(Brief A) The forum post names several hard things the couple has been through together. List each one.
(Brief B) Copy the stretch of the forum post from "Mumsnet has not" through "was quite flirty." word for word.

Mumsnet has not checked the qualifications of anyone posting here. If you need help urgently or expert advice, please see our domestic violence webguide and/or relationships webguide. Many Mumsnetters experiencing domestic abuse have found this thread helpful: Listen up, everybody

Husband texting female co-worker - updated

78 replies

RoseNarene · 15/02/2017 23:21

Hello all

A week or so ago I posted a message here about WhatsApp messages I found on husband's phone to a female co-worker. Before Christmas there was a lot of moaning about me, which I asked him to stop and he said he would. A few weeks ago, I found out he was still doing it - but this time, he was insulting me and complimenting her, so it was quite flirty.

I had a lot of 'LTB' responses here but I decided to confront him and he completely broke down. He admitted it and also took responsibility for everything that has been not so great in our relationship. We have been through some tough stuff - we had the stress of an extension on our house that didn't always go to plan (neighbours caused problems that cost us extra money), I gave birth last May to our second beautiful daughter, and I was being very badly treated at work that led to me taking a lot of time off with work-related stress this time last year. He has complained a lot about me not showing him enough affection or getting enough sex, and that he feels like I don't love him and I just keep him around for his financial contribution and to 'babysit' our children. I've just told him don't be silly, of course I love you, I'm just tired a lot, baby is only 7 months, and we've been through a lot of stress etc.

So yeah, he was distraught and apologised repeatedly, he cried, he threw up. After a few days mulling it over, we had a make-or-break talk and I decided to forgive him and attempt to move on. Cue model husband behaviour. He cut off all contact with this woman though I never asked him to. Things were really looking up.

Until yesterday, when I received a text on my phone from the woman in question, telling me there's two sides to every story. I have no idea how she got my number - I can only recall meeting her once, yeeaaaars ago. Intrigued, I enquired further. She told me that although my husband is a good friend, she has found him very hard work in recent months as he has been very suggestive towards her. She didn't want to tell me everything but I pushed her and she print-screened the WhatsApp conversations (that took place before our make-or-break talk and that he had deleted from his phone so I only saw the less damaging ones - explains why I always thought it looked as though there were gaps) and they revealed the worst. To say that he has been 'suggestive' is an understatement. He has in detail said things he would like to see from her, do to her etc. And he even took a photo of himself and sent it to her. She didn't encourage him but he kept pestering her, honestly it was pretty pathetic. He was almost begging her to play along and send him photos of herself etc. I can't bear to read the messages again which says a lot as I'm usually such a morbidly curious person. I am ashamed and embarrassed by them and I didn't even write them.

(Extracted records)
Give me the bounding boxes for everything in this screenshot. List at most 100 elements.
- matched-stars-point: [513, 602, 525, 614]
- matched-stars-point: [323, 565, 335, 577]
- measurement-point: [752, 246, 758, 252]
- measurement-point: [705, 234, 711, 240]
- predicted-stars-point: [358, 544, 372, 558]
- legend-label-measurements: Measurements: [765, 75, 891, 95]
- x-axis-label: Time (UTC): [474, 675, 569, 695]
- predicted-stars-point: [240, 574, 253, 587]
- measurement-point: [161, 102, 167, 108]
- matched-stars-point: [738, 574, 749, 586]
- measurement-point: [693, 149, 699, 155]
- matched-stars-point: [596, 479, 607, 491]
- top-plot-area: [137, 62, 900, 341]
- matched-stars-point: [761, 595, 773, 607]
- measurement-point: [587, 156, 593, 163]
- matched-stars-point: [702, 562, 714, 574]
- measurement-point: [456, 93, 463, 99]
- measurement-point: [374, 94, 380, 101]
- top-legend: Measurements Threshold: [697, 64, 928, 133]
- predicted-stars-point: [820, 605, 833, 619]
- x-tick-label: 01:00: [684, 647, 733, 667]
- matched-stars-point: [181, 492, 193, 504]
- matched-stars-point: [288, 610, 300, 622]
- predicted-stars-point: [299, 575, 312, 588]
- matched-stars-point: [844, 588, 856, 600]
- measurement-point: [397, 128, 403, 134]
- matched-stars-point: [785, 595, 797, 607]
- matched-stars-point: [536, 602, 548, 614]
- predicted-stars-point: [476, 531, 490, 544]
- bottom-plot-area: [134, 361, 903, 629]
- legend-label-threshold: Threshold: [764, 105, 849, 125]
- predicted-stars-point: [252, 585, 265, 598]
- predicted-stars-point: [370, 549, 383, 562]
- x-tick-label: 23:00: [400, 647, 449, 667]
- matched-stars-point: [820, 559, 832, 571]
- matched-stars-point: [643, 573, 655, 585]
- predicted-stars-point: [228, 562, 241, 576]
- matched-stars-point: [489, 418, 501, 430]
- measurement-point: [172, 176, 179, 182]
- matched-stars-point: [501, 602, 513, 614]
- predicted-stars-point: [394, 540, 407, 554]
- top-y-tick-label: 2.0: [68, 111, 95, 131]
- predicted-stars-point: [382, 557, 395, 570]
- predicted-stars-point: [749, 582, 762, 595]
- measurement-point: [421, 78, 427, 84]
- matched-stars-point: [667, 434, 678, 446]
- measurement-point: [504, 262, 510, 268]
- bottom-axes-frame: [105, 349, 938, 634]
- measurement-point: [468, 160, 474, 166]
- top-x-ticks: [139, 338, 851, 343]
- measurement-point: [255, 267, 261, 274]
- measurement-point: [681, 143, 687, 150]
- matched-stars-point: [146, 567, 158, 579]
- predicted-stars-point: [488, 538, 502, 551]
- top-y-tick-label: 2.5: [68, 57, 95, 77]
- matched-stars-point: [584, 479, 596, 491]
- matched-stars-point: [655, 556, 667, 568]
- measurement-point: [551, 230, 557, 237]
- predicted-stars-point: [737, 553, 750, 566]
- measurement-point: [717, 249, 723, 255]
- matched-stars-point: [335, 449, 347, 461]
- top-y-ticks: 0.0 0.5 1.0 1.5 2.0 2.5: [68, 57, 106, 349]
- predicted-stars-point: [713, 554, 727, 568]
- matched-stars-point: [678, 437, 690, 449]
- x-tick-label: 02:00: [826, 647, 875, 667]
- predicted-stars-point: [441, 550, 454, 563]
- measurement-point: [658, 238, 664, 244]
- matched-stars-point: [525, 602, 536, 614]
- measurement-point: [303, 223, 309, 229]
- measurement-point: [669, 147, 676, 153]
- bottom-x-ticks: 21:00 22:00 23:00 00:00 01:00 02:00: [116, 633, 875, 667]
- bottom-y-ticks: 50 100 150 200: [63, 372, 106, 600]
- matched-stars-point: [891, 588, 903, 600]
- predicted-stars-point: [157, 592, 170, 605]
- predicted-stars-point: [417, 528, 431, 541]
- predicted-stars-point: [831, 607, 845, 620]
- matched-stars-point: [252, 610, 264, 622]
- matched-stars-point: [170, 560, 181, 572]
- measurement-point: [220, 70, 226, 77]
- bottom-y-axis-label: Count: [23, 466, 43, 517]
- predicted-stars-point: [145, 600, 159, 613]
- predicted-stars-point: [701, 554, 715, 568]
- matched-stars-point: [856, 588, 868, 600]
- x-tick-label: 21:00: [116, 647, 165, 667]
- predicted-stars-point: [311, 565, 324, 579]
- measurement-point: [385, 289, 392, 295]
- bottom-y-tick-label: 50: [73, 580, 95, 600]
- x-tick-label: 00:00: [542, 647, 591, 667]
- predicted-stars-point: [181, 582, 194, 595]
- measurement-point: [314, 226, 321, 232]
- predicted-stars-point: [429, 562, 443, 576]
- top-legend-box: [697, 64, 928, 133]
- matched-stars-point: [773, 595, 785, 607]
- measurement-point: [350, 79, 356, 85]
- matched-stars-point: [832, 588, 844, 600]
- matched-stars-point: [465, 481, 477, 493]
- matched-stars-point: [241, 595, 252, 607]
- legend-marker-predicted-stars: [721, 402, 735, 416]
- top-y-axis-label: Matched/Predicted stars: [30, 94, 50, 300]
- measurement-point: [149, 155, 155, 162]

(Response area A)
- The stress of an extension on their house that didn't always go to plan, with neighbours causing problems that cost them extra money
- The birth of their second daughter last May
- The poster being very badly treated at work, which led to a lot of time off with work-related stress this time last year

(Response area B)
Mumsnet has not checked the qualifications of anyone posting here. If you need help urgently or expert advice, please see our domestic violence webguide and/or relationships webguide. Many Mumsnetters experiencing domestic abuse have found this thread helpful: Listen up, everybody

Husband texting female co-worker - updated

78 replies

RoseNarene · 15/02/2017 23:21

Hello all

A week or so ago I posted a message here about WhatsApp messages I found on husband's phone to a female co-worker. Before Christmas there was a lot of moaning about me, which I asked him to stop and he said he would. A few weeks ago, I found out he was still doing it - but this time, he was insulting me and complimenting her, so it was quite flirty.